#### Problem description
Quote the post on factory functions word for word, from "characteris a function" to "Large', 2, 2, 15)".

#### Text block

Factory Functions

In the last post I mentioned that the code I used was a bit copy-pastey. Namely that player and monster looked exactly the same.

var player = {  
    name: 'player',
    att: 2,
    def: 2,
    hp: 10,
    attack: function (monster) {
        monster.hp -= Math.floor(Math.random()*this.att) - Math.floor(Math.random()*monster.def)
    }
}

var monster = {  
    name: 'monster',
    att: 2,
    def: 2,
    hp: 10,
    attack: function (player) {
        player.hp -= Math.floor(Math.random()*this.att) - Math.floor(Math.random()*player.def)
    }
}

Here's how we fix that:

var between_0_and = (number) => Math.floor(Math.random() * number)

var character = (name, att, def, hp) =>  
    ({
        name: name,
        att: att,
        def: def,
        hp: hp,
        attack: function (enemy) {
            enemy.hp -= between_0_and(this.att) - between_0_and(enemy.def)
        }
    })

characteris a function that returns an object. (Note we have to put parentheses around the curly brackets, otherwise the JavaScript interpreter will think the object is a function).

This is what's called a factory function. Just a fancy term for a function who's job is to return a new object.

Here's our modified game:

for(var i = 0; i < 10; i++) {  
    let player = character('Eldrith The Large', 2, 2, 15)
    let monster = character('the goblin', 5, 1, 5)

    while (player.hp > 0 && monster.hp > 0) {
        player.attack(monster)
        monster.attack(player)
    }
    if(monster.hp > 0) {
        console.log(`${monster.name} wins!`)
    } else if(player.hp > 0) {
        console.log(`${player.name} wins!`)
    } else {
        console.log(`both ${player.name} and ${monster.name} are losers!`)
    }

    monster.hp = 10
    player.hp = 10
}

A few notes about the changes...

let is like var, but, unlike var, variables declared with let are scoped within blocks like for and while loops or if statements. (You'll need to make the first line of your JavaScript file 'use strict' to make let available).

This bit, ${monster.name}, is how ES2015 does templating. It should be familiar to Ruby developers and not completely foreign to PHP and Perl programmers. Just use ticks instead of double or single quotes and wrap a ${} around any variable to put its value in the string.

#### Data extract
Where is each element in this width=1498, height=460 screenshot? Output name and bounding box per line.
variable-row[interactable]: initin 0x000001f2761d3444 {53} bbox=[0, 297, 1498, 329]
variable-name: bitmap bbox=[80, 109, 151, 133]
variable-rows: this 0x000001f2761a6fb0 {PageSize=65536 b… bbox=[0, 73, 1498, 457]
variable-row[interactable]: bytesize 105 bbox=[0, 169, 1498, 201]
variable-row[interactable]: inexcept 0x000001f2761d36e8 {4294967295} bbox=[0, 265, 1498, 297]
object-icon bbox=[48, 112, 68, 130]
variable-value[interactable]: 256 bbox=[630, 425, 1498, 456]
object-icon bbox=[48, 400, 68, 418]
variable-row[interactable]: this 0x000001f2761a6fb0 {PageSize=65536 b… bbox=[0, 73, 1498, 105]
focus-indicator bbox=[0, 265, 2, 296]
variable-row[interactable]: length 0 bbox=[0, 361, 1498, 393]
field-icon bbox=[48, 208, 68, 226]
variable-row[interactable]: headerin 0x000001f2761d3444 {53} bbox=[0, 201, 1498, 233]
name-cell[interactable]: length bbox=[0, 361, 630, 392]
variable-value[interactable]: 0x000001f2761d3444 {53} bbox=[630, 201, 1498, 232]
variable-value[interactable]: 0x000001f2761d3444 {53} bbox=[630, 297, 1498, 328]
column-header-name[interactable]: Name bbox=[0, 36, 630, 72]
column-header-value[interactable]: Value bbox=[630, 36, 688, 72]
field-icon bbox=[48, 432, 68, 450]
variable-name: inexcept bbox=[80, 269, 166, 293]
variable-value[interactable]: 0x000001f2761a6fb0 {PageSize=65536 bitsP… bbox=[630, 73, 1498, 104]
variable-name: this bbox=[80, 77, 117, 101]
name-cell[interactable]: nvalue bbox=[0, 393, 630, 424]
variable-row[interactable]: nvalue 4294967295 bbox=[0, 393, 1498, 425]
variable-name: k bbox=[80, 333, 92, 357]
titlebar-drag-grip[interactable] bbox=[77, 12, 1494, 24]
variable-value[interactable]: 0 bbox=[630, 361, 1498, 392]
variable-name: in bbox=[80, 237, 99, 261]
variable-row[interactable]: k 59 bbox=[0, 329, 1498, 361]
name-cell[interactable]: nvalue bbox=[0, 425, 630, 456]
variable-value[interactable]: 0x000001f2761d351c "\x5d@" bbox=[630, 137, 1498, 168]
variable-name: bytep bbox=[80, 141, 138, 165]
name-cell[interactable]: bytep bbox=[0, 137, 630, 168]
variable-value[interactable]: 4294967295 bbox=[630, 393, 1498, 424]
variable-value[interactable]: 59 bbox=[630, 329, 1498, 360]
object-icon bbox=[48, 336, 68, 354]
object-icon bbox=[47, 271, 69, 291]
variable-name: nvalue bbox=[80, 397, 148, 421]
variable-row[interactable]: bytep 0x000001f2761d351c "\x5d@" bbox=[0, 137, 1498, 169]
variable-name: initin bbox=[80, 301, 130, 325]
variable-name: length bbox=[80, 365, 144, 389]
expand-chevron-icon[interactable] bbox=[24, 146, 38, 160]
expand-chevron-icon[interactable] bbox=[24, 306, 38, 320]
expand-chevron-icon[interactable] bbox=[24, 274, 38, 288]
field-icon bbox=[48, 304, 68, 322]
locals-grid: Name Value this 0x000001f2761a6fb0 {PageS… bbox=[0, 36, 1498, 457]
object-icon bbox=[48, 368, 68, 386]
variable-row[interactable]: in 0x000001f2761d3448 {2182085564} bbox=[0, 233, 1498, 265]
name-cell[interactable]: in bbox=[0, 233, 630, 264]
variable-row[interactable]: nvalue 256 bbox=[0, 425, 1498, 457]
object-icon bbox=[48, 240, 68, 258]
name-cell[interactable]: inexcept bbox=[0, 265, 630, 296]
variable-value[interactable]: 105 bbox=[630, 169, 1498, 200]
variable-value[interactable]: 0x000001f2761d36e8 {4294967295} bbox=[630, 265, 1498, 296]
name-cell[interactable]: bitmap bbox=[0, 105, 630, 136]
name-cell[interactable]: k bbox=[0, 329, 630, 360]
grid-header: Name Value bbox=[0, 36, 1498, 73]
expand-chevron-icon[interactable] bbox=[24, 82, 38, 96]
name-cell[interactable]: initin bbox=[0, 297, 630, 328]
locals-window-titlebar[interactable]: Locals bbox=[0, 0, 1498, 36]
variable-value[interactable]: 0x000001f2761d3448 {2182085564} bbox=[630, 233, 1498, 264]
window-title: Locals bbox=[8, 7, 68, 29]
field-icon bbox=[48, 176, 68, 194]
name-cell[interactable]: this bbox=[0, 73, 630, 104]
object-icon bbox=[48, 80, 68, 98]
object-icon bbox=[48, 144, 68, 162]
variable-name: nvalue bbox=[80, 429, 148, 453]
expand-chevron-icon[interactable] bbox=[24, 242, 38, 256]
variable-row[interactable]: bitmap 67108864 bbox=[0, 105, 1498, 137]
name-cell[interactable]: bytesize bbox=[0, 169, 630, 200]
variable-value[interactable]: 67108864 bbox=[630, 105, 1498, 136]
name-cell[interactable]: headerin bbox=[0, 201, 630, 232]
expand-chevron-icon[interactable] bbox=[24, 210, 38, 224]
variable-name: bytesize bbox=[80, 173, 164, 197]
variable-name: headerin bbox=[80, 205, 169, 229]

#### Task answer
characteris a function that returns an object. (Note we have to put parentheses around the curly brackets, otherwise the JavaScript interpreter will think the object is a function).

This is what's called a factory function. Just a fancy term for a function who's job is to return a new object.

Here's our modified game:

for(var i = 0; i < 10; i++) {  
    let player = character('Eldrith The Large', 2, 2, 15)